### PROBLEM DETAILS
Quote all of the data exactly as given. Skip every picture it contains.

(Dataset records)

** BEGIN **

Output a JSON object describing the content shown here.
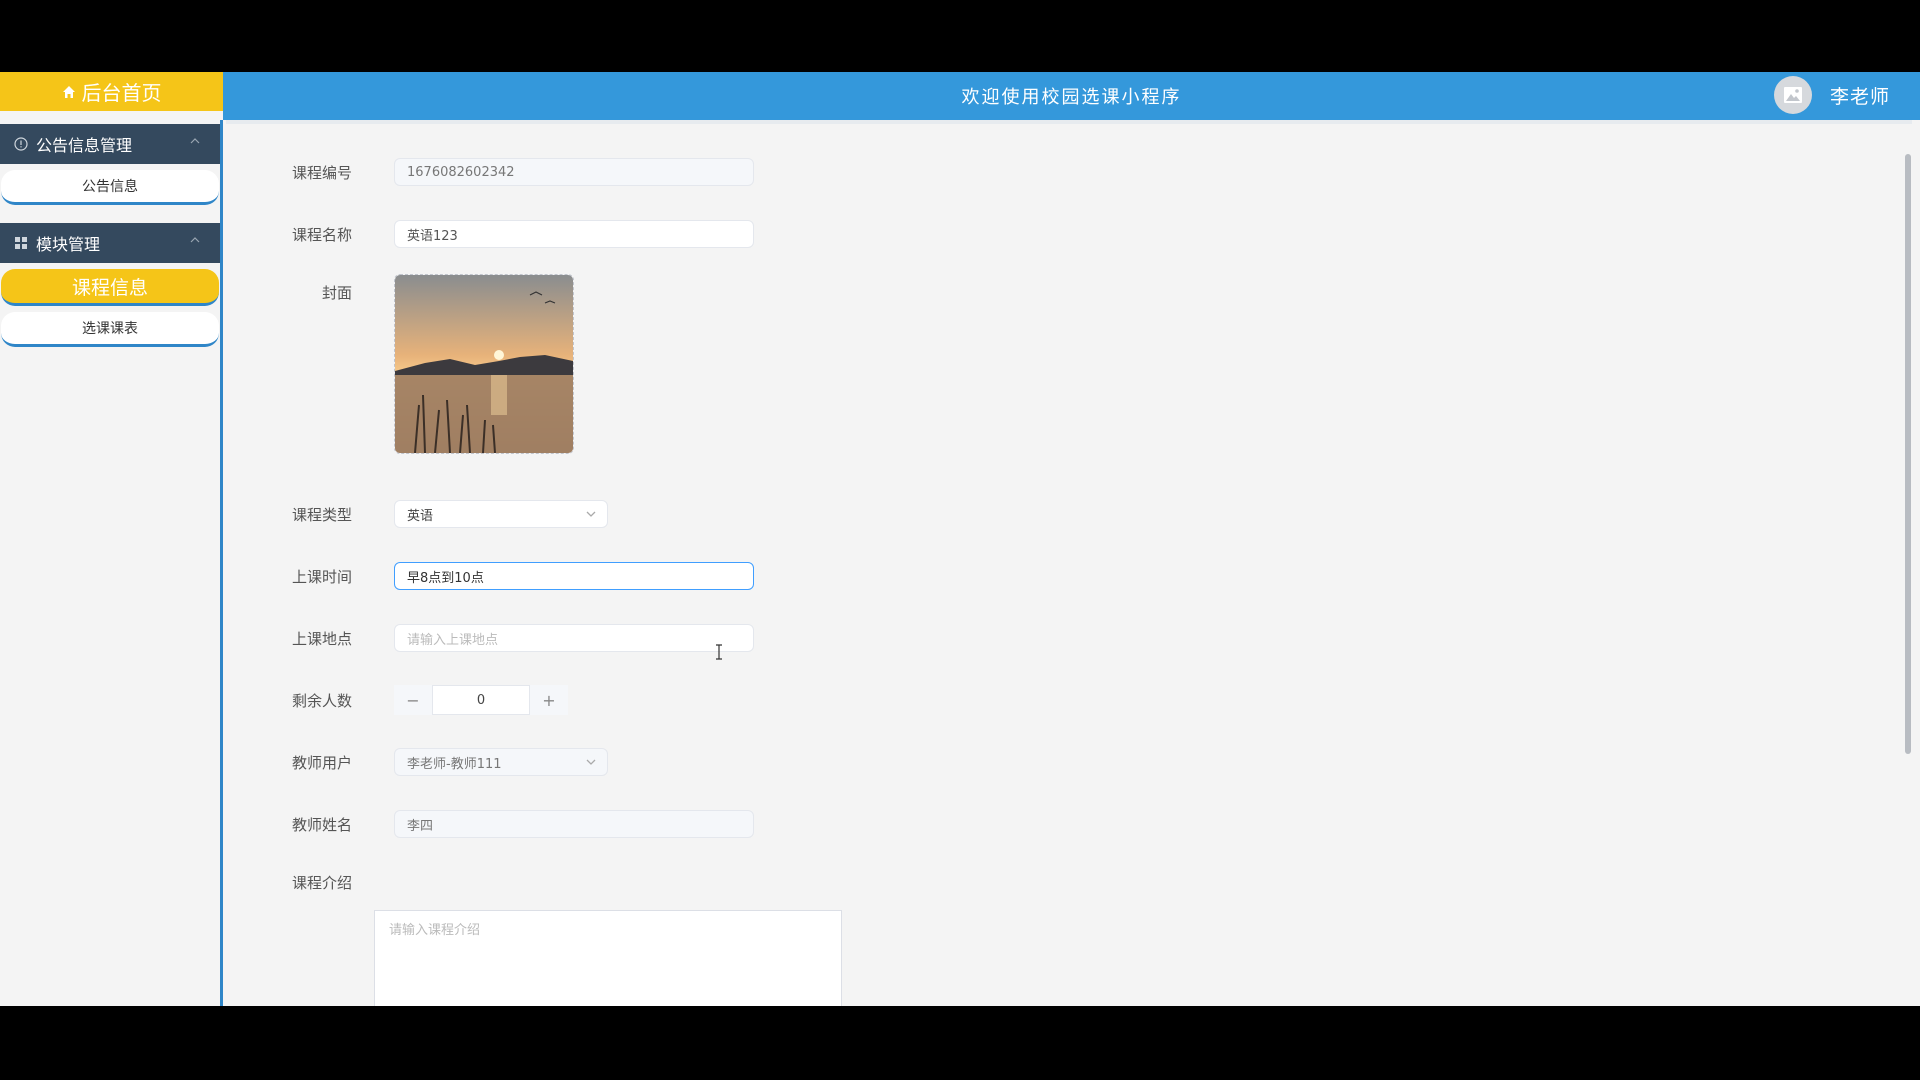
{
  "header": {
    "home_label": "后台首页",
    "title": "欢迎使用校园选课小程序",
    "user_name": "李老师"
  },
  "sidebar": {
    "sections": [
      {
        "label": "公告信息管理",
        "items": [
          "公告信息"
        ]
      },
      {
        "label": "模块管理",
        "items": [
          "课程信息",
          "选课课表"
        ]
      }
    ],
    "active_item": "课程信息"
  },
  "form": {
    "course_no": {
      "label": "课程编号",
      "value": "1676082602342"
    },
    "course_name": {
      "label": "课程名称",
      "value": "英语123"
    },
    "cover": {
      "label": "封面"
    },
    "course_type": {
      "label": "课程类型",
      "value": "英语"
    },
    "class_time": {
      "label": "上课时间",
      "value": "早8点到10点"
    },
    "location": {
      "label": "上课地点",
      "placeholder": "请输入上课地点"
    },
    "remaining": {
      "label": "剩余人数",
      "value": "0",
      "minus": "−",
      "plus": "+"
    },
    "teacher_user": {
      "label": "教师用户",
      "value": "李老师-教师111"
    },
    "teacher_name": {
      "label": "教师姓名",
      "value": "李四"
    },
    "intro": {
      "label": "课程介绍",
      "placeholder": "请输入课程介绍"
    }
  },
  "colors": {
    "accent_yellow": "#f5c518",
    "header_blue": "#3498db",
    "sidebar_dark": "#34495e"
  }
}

** END **

### EXERCISE RESPONSE
Output a JSON object describing the content shown here.
{
  "header": {
    "home_label": "后台首页",
    "title": "欢迎使用校园选课小程序",
    "user_name": "李老师"
  },
  "sidebar": {
    "sections": [
      {
        "label": "公告信息管理",
        "items": [
          "公告信息"
        ]
      },
      {
        "label": "模块管理",
        "items": [
          "课程信息",
          "选课课表"
        ]
      }
    ],
    "active_item": "课程信息"
  },
  "form": {
    "course_no": {
      "label": "课程编号",
      "value": "1676082602342"
    },
    "course_name": {
      "label": "课程名称",
      "value": "英语123"
    },
    "cover": {
      "label": "封面"
    },
    "course_type": {
      "label": "课程类型",
      "value": "英语"
    },
    "class_time": {
      "label": "上课时间",
      "value": "早8点到10点"
    },
    "location": {
      "label": "上课地点",
      "placeholder": "请输入上课地点"
    },
    "remaining": {
      "label": "剩余人数",
      "value": "0",
      "minus": "−",
      "plus": "+"
    },
    "teacher_user": {
      "label": "教师用户",
      "value": "李老师-教师111"
    },
    "teacher_name": {
      "label": "教师姓名",
      "value": "李四"
    },
    "intro": {
      "label": "课程介绍",
      "placeholder": "请输入课程介绍"
    }
  },
  "colors": {
    "accent_yellow": "#f5c518",
    "header_blue": "#3498db",
    "sidebar_dark": "#34495e"
  }
}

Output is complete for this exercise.